[Materials provided]
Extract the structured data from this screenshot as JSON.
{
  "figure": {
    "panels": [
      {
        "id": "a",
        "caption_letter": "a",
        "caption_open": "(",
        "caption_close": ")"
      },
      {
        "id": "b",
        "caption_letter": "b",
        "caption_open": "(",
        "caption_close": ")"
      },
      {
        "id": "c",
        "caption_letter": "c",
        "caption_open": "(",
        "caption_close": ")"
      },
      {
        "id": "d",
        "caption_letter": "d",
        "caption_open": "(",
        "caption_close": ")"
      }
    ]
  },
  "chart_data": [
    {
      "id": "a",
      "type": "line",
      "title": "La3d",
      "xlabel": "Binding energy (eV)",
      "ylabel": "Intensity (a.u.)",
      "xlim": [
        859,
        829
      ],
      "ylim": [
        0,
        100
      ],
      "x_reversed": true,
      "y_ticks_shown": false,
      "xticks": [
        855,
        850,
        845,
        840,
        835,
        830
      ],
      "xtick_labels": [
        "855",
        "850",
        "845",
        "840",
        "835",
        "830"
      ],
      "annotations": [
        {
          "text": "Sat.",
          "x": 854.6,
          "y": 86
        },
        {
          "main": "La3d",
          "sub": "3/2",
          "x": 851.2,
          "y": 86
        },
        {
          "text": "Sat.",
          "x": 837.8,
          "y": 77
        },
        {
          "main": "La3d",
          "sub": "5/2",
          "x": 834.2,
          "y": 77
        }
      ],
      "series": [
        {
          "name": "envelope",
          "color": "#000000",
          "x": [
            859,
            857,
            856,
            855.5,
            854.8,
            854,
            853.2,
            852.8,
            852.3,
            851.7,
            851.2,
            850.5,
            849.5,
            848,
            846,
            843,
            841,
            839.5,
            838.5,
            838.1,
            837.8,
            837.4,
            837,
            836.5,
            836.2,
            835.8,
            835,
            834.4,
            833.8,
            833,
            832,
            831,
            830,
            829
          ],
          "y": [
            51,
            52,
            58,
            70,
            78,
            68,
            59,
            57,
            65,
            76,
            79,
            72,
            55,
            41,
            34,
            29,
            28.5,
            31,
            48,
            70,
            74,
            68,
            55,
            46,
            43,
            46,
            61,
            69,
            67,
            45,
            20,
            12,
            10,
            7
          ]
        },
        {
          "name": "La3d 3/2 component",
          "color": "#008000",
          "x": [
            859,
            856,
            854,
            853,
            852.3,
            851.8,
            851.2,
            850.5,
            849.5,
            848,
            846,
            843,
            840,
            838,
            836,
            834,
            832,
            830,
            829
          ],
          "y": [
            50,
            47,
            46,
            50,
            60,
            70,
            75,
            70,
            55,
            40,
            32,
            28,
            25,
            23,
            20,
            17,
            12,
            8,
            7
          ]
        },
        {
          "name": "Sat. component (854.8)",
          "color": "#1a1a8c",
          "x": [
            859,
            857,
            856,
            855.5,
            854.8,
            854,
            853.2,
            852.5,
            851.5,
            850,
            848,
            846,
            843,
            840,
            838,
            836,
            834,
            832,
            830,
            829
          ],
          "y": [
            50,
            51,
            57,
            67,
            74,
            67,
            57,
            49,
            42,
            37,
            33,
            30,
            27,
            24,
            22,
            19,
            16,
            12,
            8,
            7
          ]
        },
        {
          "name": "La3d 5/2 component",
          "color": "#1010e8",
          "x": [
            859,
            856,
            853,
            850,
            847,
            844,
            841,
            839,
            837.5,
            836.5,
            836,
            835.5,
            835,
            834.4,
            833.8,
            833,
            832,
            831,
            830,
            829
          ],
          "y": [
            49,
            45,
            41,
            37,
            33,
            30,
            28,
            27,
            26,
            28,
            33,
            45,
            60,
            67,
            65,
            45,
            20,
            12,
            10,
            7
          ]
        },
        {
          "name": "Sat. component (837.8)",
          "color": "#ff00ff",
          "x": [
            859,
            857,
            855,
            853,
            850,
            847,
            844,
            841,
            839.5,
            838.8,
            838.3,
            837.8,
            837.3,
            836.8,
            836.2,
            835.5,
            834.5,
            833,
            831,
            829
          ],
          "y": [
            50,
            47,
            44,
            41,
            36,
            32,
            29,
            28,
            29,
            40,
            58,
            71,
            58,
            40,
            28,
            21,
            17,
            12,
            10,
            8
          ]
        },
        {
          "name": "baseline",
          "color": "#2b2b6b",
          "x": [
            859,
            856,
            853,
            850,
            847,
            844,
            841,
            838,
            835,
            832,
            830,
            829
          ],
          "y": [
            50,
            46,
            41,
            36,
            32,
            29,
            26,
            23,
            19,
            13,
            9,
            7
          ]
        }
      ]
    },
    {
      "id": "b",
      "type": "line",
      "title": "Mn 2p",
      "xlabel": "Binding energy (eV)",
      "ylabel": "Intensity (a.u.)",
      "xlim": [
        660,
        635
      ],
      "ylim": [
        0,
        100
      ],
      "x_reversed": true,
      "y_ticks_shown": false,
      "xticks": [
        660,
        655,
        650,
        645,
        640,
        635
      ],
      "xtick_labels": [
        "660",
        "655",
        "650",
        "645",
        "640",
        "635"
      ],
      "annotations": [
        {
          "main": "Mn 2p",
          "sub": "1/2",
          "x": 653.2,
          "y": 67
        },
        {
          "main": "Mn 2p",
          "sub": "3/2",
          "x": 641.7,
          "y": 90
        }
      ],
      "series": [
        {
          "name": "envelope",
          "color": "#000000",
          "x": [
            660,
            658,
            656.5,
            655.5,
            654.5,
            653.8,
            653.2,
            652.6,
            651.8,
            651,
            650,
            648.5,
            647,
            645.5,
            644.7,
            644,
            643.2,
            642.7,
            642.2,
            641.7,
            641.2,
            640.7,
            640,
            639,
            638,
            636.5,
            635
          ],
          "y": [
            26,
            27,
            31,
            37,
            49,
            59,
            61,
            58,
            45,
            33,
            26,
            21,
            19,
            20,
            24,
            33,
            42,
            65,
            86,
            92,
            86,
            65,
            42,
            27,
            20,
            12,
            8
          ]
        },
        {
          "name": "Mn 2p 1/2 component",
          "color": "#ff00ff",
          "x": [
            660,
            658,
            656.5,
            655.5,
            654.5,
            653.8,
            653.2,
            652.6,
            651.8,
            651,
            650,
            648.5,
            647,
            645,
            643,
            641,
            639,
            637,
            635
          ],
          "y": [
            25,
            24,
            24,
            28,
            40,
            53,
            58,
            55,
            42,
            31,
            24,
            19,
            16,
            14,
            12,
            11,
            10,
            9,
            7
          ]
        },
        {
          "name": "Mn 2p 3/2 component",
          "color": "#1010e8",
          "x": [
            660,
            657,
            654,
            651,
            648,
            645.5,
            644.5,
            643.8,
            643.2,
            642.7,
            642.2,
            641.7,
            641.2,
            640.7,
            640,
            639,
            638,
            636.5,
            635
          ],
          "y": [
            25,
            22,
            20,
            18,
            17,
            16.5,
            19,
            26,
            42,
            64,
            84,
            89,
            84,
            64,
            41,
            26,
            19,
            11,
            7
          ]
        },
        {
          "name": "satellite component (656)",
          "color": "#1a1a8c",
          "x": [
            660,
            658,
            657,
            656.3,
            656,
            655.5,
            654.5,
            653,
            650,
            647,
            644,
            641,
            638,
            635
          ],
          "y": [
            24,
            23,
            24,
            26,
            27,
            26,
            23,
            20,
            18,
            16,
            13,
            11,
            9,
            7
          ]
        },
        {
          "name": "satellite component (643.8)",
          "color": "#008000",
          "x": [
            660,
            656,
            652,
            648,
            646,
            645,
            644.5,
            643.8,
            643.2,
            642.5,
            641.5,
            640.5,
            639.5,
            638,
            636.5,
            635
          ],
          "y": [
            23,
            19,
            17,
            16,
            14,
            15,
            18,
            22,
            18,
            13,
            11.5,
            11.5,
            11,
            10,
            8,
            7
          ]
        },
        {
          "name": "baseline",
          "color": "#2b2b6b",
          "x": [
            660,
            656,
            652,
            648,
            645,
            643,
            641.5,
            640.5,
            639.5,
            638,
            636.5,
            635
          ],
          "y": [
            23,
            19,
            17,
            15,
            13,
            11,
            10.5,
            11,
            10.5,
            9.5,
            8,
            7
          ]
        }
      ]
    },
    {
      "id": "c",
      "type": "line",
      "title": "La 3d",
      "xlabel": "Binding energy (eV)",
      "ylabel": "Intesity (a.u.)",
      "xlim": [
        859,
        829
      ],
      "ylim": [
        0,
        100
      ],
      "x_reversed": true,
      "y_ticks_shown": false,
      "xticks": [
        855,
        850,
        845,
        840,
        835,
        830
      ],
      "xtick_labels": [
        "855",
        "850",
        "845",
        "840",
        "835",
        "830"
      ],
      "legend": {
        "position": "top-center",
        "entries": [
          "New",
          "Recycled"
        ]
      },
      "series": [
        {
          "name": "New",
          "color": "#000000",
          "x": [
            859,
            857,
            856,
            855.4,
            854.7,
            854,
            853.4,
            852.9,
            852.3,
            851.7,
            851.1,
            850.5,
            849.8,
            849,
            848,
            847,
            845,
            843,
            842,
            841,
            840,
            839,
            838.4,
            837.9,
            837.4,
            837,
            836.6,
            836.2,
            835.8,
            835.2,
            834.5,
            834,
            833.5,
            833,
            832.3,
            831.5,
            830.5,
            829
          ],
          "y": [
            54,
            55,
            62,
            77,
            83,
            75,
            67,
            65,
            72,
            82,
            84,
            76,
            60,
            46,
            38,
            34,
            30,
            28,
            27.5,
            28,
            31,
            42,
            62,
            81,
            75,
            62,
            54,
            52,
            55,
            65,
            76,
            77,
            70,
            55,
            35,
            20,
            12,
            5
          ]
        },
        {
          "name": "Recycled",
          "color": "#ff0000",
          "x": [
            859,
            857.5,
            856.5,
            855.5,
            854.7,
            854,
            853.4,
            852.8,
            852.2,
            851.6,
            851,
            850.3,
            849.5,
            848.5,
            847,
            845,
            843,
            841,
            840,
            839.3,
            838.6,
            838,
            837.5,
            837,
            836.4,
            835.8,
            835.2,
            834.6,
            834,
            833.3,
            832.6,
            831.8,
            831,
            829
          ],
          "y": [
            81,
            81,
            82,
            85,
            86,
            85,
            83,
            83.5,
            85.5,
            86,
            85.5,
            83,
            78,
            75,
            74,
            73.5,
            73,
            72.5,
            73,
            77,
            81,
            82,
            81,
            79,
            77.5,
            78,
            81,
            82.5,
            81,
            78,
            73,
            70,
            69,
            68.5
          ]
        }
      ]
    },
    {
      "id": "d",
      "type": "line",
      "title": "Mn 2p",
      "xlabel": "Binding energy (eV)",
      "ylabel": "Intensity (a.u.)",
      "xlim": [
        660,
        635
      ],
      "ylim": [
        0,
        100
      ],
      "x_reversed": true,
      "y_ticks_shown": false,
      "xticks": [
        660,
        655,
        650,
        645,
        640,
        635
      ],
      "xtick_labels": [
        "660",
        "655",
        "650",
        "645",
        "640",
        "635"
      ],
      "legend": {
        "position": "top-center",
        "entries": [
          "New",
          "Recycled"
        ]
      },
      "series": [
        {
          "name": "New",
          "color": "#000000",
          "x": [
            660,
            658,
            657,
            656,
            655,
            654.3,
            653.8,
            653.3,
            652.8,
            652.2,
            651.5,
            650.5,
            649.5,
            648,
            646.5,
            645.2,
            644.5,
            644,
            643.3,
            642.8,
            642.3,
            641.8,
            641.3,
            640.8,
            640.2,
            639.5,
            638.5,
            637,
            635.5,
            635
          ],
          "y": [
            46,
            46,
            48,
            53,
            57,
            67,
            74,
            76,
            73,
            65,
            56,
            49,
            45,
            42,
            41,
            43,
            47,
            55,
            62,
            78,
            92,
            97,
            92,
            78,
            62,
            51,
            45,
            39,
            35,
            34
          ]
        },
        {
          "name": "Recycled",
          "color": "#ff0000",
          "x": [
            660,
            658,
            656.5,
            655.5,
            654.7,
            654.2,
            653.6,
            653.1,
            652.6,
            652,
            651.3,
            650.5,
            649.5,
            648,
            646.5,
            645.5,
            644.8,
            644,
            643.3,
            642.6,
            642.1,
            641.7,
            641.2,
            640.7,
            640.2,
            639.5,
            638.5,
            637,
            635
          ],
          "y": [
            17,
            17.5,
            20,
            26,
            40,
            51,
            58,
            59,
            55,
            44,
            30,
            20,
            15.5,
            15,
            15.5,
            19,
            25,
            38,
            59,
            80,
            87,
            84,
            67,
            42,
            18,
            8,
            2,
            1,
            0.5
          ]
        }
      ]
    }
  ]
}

...

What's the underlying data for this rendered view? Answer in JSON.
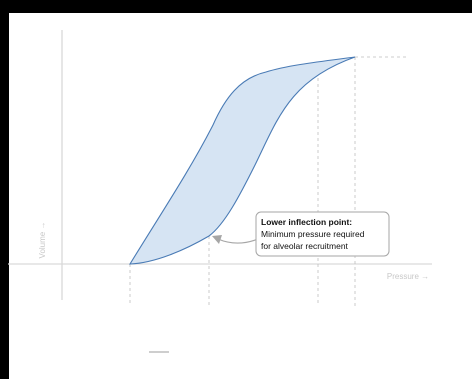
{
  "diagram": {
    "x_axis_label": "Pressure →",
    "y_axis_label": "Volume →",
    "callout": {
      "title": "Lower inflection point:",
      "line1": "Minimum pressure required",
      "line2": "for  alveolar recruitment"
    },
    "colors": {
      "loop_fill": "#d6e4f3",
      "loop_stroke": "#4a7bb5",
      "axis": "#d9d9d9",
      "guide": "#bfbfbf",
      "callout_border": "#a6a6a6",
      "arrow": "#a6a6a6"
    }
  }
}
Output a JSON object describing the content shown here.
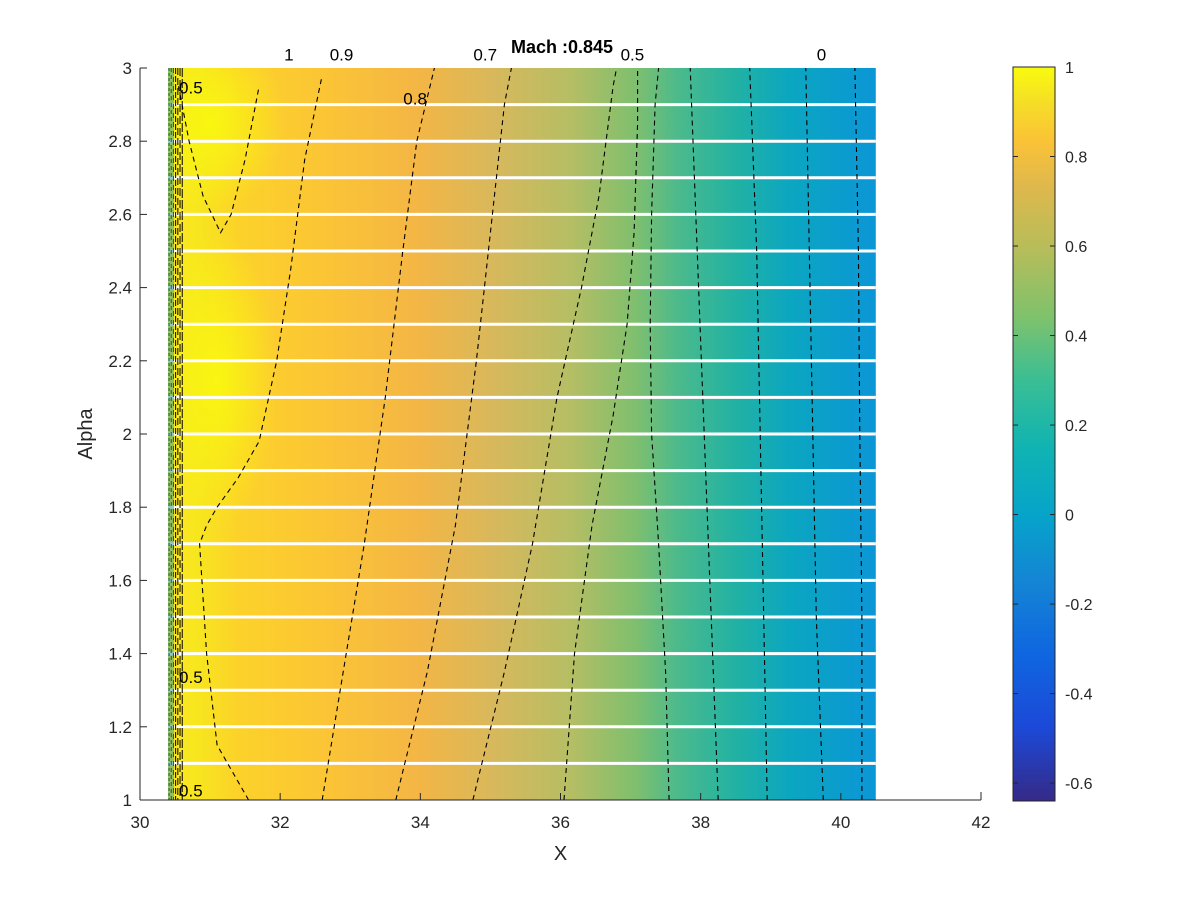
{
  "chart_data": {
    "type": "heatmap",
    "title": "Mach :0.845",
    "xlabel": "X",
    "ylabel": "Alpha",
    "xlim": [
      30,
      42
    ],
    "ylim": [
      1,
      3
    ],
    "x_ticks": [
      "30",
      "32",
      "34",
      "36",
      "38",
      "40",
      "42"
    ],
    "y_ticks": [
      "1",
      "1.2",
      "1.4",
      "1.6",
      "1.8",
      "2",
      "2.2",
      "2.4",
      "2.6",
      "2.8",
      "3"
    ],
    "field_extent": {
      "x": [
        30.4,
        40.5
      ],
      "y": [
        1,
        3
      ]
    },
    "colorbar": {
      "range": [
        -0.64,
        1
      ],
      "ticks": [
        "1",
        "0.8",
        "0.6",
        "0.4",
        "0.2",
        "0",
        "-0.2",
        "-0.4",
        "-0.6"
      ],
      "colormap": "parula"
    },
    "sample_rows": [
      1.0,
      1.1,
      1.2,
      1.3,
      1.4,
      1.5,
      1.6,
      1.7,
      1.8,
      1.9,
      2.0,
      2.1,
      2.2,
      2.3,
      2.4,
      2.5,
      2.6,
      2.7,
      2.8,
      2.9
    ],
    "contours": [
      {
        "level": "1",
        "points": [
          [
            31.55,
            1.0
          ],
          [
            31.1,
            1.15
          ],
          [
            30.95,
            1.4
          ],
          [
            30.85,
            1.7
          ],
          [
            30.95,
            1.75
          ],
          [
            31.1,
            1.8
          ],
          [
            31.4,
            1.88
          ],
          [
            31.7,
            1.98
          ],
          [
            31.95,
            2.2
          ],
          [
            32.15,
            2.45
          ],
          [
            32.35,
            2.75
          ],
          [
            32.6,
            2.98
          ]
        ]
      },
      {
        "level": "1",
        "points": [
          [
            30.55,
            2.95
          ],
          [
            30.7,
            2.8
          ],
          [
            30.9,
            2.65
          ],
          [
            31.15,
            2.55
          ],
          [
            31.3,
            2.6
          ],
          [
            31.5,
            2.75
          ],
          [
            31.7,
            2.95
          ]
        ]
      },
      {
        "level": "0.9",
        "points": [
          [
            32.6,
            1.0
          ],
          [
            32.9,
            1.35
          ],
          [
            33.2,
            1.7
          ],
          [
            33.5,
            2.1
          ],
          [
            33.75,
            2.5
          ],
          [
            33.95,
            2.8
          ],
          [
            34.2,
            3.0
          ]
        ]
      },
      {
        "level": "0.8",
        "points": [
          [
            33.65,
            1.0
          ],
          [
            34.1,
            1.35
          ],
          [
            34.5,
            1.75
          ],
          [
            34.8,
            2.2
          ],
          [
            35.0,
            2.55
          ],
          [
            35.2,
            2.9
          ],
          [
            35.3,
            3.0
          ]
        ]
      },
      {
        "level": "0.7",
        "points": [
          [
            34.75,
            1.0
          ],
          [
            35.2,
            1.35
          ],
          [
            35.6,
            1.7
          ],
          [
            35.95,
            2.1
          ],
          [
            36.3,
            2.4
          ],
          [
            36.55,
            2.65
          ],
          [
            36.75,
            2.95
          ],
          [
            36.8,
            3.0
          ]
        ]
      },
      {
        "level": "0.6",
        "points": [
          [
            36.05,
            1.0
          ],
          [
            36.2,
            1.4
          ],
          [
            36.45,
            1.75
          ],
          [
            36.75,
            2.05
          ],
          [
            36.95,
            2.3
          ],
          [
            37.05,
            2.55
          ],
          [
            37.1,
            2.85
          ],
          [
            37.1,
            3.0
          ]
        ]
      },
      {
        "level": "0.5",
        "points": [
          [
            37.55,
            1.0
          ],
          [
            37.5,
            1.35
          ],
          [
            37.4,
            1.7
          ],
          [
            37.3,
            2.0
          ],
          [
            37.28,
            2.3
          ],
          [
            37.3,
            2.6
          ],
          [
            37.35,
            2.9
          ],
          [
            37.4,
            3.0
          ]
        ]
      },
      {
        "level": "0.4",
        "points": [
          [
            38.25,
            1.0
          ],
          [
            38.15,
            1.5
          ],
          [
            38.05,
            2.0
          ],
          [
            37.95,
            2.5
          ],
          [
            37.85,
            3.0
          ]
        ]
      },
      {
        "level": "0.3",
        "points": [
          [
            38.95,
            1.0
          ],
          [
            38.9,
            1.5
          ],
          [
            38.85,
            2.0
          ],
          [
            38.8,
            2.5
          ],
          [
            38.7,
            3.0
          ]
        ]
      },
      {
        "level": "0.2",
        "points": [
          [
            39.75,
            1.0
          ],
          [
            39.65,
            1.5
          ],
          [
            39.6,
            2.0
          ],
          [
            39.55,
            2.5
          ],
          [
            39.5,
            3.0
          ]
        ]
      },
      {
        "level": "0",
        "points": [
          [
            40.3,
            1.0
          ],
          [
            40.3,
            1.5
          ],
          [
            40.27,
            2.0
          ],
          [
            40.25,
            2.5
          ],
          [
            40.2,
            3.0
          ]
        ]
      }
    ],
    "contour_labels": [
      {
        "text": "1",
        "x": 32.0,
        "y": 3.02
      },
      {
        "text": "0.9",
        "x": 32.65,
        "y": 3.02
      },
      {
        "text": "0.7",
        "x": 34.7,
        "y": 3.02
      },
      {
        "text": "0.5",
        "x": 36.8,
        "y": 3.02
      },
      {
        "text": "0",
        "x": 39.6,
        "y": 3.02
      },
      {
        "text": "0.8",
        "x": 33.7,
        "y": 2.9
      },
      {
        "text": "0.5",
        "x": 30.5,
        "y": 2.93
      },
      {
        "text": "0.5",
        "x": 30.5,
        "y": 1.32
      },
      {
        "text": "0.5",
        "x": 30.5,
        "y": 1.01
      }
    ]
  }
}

---

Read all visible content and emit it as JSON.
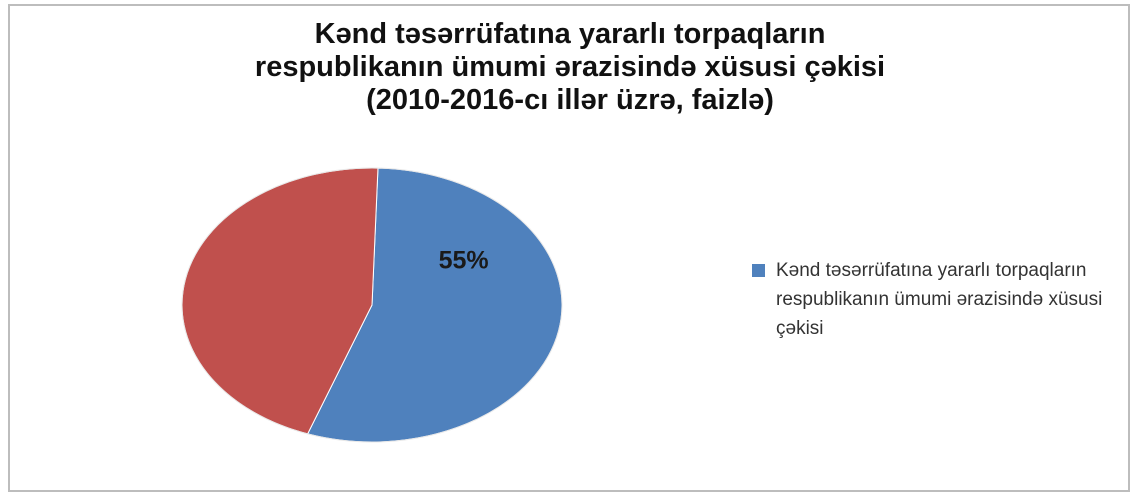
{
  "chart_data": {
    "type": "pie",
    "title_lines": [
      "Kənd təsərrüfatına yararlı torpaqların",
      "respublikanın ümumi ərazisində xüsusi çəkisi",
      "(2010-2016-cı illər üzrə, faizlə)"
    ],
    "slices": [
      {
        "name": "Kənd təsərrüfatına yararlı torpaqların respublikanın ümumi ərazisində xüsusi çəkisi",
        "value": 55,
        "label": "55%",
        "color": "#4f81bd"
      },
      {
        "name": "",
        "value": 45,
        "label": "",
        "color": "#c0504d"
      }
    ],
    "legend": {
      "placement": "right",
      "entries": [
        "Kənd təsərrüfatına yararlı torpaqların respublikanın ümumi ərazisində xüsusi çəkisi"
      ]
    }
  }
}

[Stated problem] Find every line in the records above that holds the word "level", and copy each one.

[Response to this task]
        "level": "1",
        "level": "1",
        "level": "0.9",
        "level": "0.8",
        "level": "0.7",
        "level": "0.6",
        "level": "0.5",
        "level": "0.4",
        "level": "0.3",
        "level": "0.2",
        "level": "0",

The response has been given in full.